- [Instruction]:
Please transcribe the listing below in full and word for word, without its pictures.

- [Data items]:
-- Begin --
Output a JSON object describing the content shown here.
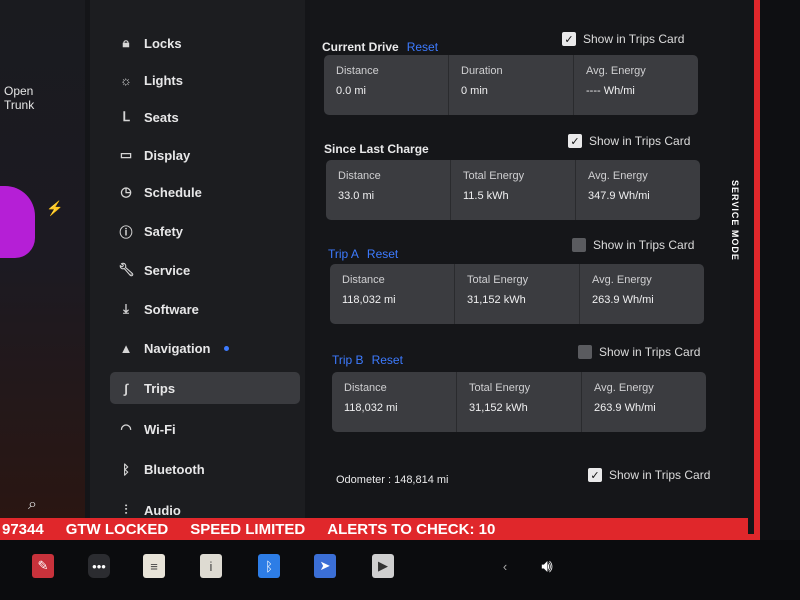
{
  "left_panel": {
    "open_trunk": "Open\nTrunk"
  },
  "menu": {
    "items": [
      {
        "label": "Locks",
        "icon": "lock-icon"
      },
      {
        "label": "Lights",
        "icon": "sun-icon"
      },
      {
        "label": "Seats",
        "icon": "seat-icon"
      },
      {
        "label": "Display",
        "icon": "display-icon"
      },
      {
        "label": "Schedule",
        "icon": "clock-icon"
      },
      {
        "label": "Safety",
        "icon": "info-icon"
      },
      {
        "label": "Service",
        "icon": "wrench-icon"
      },
      {
        "label": "Software",
        "icon": "download-icon"
      },
      {
        "label": "Navigation",
        "icon": "navigation-icon"
      },
      {
        "label": "Trips",
        "icon": "trips-icon"
      },
      {
        "label": "Wi-Fi",
        "icon": "wifi-icon"
      },
      {
        "label": "Bluetooth",
        "icon": "bluetooth-icon"
      },
      {
        "label": "Audio",
        "icon": "sliders-icon"
      }
    ],
    "active": "Trips"
  },
  "current_drive": {
    "title": "Current Drive",
    "reset": "Reset",
    "show_in_trips": "Show in Trips Card",
    "checked": true,
    "cells": [
      {
        "label": "Distance",
        "value": "0.0 mi"
      },
      {
        "label": "Duration",
        "value": "0 min"
      },
      {
        "label": "Avg. Energy",
        "value": "---- Wh/mi"
      }
    ]
  },
  "since_last_charge": {
    "title": "Since Last Charge",
    "show_in_trips": "Show in Trips Card",
    "checked": true,
    "cells": [
      {
        "label": "Distance",
        "value": "33.0 mi"
      },
      {
        "label": "Total Energy",
        "value": "11.5 kWh"
      },
      {
        "label": "Avg. Energy",
        "value": "347.9 Wh/mi"
      }
    ]
  },
  "trip_a": {
    "title": "Trip A",
    "reset": "Reset",
    "show_in_trips": "Show in Trips Card",
    "checked": false,
    "cells": [
      {
        "label": "Distance",
        "value": "118,032 mi"
      },
      {
        "label": "Total Energy",
        "value": "31,152 kWh"
      },
      {
        "label": "Avg. Energy",
        "value": "263.9 Wh/mi"
      }
    ]
  },
  "trip_b": {
    "title": "Trip B",
    "reset": "Reset",
    "show_in_trips": "Show in Trips Card",
    "checked": false,
    "cells": [
      {
        "label": "Distance",
        "value": "118,032 mi"
      },
      {
        "label": "Total Energy",
        "value": "31,152 kWh"
      },
      {
        "label": "Avg. Energy",
        "value": "263.9 Wh/mi"
      }
    ]
  },
  "odometer": {
    "text": "Odometer : 148,814 mi",
    "show_in_trips": "Show in Trips Card",
    "checked": true
  },
  "service_mode": "SERVICE MODE",
  "status_bar": {
    "id": "97344",
    "gtw": "GTW LOCKED",
    "speed": "SPEED LIMITED",
    "alerts": "ALERTS TO CHECK: 10"
  },
  "colors": {
    "accent_blue": "#3d7bff",
    "alert_red": "#e0272b",
    "card_bg": "#3b3c40"
  }
}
-- End --
- [Task output]:
Output a JSON object describing the content shown here.
{
  "left_panel": {
    "open_trunk": "Open\nTrunk"
  },
  "menu": {
    "items": [
      {
        "label": "Locks",
        "icon": "lock-icon"
      },
      {
        "label": "Lights",
        "icon": "sun-icon"
      },
      {
        "label": "Seats",
        "icon": "seat-icon"
      },
      {
        "label": "Display",
        "icon": "display-icon"
      },
      {
        "label": "Schedule",
        "icon": "clock-icon"
      },
      {
        "label": "Safety",
        "icon": "info-icon"
      },
      {
        "label": "Service",
        "icon": "wrench-icon"
      },
      {
        "label": "Software",
        "icon": "download-icon"
      },
      {
        "label": "Navigation",
        "icon": "navigation-icon"
      },
      {
        "label": "Trips",
        "icon": "trips-icon"
      },
      {
        "label": "Wi-Fi",
        "icon": "wifi-icon"
      },
      {
        "label": "Bluetooth",
        "icon": "bluetooth-icon"
      },
      {
        "label": "Audio",
        "icon": "sliders-icon"
      }
    ],
    "active": "Trips"
  },
  "current_drive": {
    "title": "Current Drive",
    "reset": "Reset",
    "show_in_trips": "Show in Trips Card",
    "checked": true,
    "cells": [
      {
        "label": "Distance",
        "value": "0.0 mi"
      },
      {
        "label": "Duration",
        "value": "0 min"
      },
      {
        "label": "Avg. Energy",
        "value": "---- Wh/mi"
      }
    ]
  },
  "since_last_charge": {
    "title": "Since Last Charge",
    "show_in_trips": "Show in Trips Card",
    "checked": true,
    "cells": [
      {
        "label": "Distance",
        "value": "33.0 mi"
      },
      {
        "label": "Total Energy",
        "value": "11.5 kWh"
      },
      {
        "label": "Avg. Energy",
        "value": "347.9 Wh/mi"
      }
    ]
  },
  "trip_a": {
    "title": "Trip A",
    "reset": "Reset",
    "show_in_trips": "Show in Trips Card",
    "checked": false,
    "cells": [
      {
        "label": "Distance",
        "value": "118,032 mi"
      },
      {
        "label": "Total Energy",
        "value": "31,152 kWh"
      },
      {
        "label": "Avg. Energy",
        "value": "263.9 Wh/mi"
      }
    ]
  },
  "trip_b": {
    "title": "Trip B",
    "reset": "Reset",
    "show_in_trips": "Show in Trips Card",
    "checked": false,
    "cells": [
      {
        "label": "Distance",
        "value": "118,032 mi"
      },
      {
        "label": "Total Energy",
        "value": "31,152 kWh"
      },
      {
        "label": "Avg. Energy",
        "value": "263.9 Wh/mi"
      }
    ]
  },
  "odometer": {
    "text": "Odometer : 148,814 mi",
    "show_in_trips": "Show in Trips Card",
    "checked": true
  },
  "service_mode": "SERVICE MODE",
  "status_bar": {
    "id": "97344",
    "gtw": "GTW LOCKED",
    "speed": "SPEED LIMITED",
    "alerts": "ALERTS TO CHECK: 10"
  },
  "colors": {
    "accent_blue": "#3d7bff",
    "alert_red": "#e0272b",
    "card_bg": "#3b3c40"
  }
}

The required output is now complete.